** BEGIN Text provided **
How to Make an Egg Salad Sandwich
Hard boil the eggs
Bring a large pot of water to a rolling boil, gently add the eggs, and cook for 8 minutes. When done, transfer the eggs immediately to a prepared ice bath to stop the cooking and make peeling easier.
Tip: Let the eggs cool completely before adding them to the dressing—warm eggs can make the sauce runny.
Make the egg salad
While the eggs cool, whisk together the dressing: plain Greek yogurt, mayonnaise, Dijon and yellow mustard, white vinegar, kosher salt, black pepper, paprika, and a dash of hot sauce. Once the eggs are cooled, peel and finely chop them, then fold them into the dressing until evenly coated.
Tip: Chill the egg salad for at least 30 minutes before assembling sandwiches. This allows flavors to meld and keeps the mixture pleasantly cool.
Assemble
Toast the bread to prevent sogginess. On one slice, place a layer of lettuce to act as a barrier, then add celery, tomato slices, onion rounds, and pickles. Spoon about 1/3 cup of egg salad onto the vegetables, sprinkle with fresh chopped dill, and top with the remaining piece of bread.
Tip: For an egg salad wrap, substitute a tortilla for the bread and roll tightly. For an open-faced option, layer the egg salad on toasted bread and garnish with extra dill and cracked black pepper.
** END Text provided **
• Objectives:
- 1) In the egg salad sandwich recipe, how many minutes do the eggs cook in boiling water?
- 2) Please resume the egg salad sandwich recipe after its final tip and write the next part.
** BEGIN Data supplied **
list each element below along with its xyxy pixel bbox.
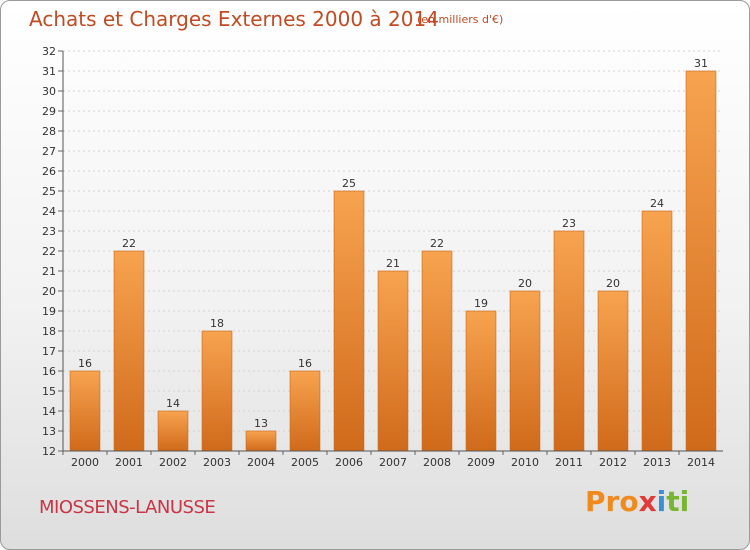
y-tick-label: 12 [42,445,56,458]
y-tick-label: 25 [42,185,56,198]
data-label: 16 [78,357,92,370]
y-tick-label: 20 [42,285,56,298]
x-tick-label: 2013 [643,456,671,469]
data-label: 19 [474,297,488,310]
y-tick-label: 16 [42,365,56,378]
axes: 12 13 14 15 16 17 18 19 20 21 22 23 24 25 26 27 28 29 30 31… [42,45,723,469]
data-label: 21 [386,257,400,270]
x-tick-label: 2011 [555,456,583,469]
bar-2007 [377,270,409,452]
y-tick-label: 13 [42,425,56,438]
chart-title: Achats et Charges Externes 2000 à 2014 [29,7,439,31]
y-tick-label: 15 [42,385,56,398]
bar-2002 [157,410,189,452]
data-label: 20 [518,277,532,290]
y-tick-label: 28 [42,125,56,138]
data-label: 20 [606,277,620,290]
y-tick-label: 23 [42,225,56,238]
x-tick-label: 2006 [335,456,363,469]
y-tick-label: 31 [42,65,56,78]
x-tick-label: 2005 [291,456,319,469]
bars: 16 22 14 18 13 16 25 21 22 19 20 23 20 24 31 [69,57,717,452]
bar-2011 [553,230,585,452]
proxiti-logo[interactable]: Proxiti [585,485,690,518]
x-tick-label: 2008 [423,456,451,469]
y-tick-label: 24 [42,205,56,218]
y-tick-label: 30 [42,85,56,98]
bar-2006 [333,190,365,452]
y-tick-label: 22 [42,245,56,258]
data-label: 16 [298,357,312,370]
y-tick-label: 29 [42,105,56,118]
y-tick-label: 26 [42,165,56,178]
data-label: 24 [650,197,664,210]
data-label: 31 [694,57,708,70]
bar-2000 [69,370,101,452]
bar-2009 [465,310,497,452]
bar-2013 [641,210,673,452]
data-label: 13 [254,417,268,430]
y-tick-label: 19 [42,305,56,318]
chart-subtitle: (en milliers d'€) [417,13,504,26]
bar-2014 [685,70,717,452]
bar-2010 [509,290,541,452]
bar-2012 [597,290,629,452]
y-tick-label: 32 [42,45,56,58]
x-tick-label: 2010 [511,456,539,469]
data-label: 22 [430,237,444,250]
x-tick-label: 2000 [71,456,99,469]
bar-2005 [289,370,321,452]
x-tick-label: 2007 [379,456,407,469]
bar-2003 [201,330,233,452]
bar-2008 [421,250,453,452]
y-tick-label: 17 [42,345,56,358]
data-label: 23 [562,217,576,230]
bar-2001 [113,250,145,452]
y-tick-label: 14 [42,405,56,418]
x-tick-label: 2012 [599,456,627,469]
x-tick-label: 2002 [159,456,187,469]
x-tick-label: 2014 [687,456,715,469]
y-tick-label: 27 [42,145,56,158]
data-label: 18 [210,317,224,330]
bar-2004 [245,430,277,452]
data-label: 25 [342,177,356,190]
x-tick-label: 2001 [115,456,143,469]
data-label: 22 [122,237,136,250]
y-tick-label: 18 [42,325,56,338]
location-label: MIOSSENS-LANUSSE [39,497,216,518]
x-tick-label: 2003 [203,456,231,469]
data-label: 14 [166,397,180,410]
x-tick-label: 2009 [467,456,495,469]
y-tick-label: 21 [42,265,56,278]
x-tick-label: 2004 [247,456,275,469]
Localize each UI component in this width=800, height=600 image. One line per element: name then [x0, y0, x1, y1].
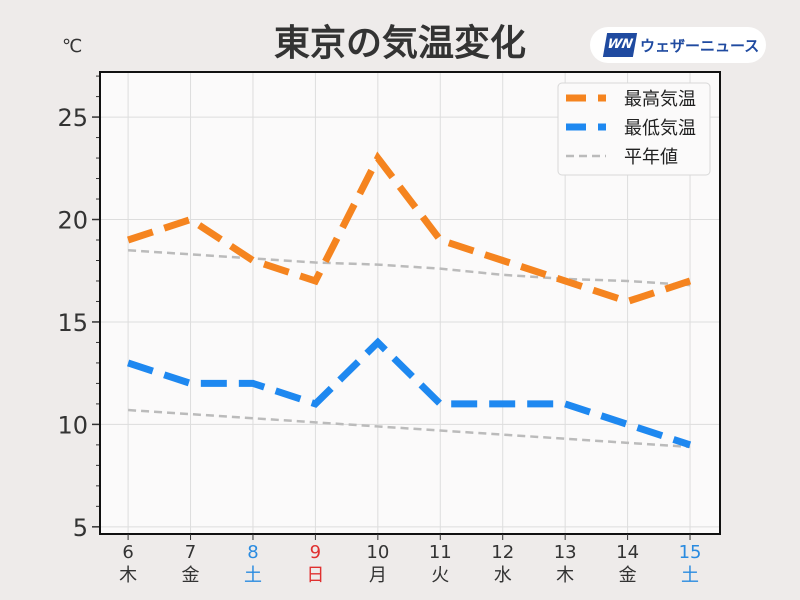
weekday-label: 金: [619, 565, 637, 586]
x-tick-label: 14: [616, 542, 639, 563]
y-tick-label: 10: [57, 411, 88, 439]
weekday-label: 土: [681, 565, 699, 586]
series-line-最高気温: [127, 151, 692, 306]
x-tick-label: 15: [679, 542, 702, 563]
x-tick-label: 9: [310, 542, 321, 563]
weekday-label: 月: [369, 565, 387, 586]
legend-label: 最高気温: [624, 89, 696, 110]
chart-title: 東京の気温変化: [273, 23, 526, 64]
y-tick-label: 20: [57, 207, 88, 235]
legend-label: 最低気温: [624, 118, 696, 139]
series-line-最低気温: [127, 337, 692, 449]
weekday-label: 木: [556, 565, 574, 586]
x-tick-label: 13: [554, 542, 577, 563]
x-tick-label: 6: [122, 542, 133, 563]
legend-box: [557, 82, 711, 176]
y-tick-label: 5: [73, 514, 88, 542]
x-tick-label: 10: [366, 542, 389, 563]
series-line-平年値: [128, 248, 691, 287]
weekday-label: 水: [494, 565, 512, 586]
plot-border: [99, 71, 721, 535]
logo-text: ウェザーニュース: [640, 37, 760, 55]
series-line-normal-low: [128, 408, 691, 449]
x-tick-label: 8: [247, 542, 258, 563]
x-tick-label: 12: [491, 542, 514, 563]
** END Data supplied **
• Answer list:
- 1) 8 minutes.

- 2)
What to Serve With Egg Salad
Classic pairings include fresh fruit, kettle chips, crackers, pretzels, or crisp vegetable sticks. A simple side salad or coleslaw also complements the rich egg salad well.
Variations & Add-Ins
- Add extra crunch with additional chopped celery or dill pickles mixed directly into the egg salad.
- Use dairy-free yogurt and vegan mayonnaise to make a dairy-free version while keeping similar texture.
- Fold in crispy bacon for a salty, smoky addition.
- Make it spicy by adding more hot sauce or a pinch of cayenne pepper.
- Serve the mixture on bread, pita, wraps, or a bed of lettuce or arugula for a lower-carb option.

Storage Notes
Egg salad stores well in the refrigerator for 3–5 days in an airtight container. If making sandwiches for the week, store the egg salad and bread separately and assemble right before eating to prevent soggy bread. Freezing is not recommended: the dairy-based dressing and hard cooked eggs do not freeze and thaw well.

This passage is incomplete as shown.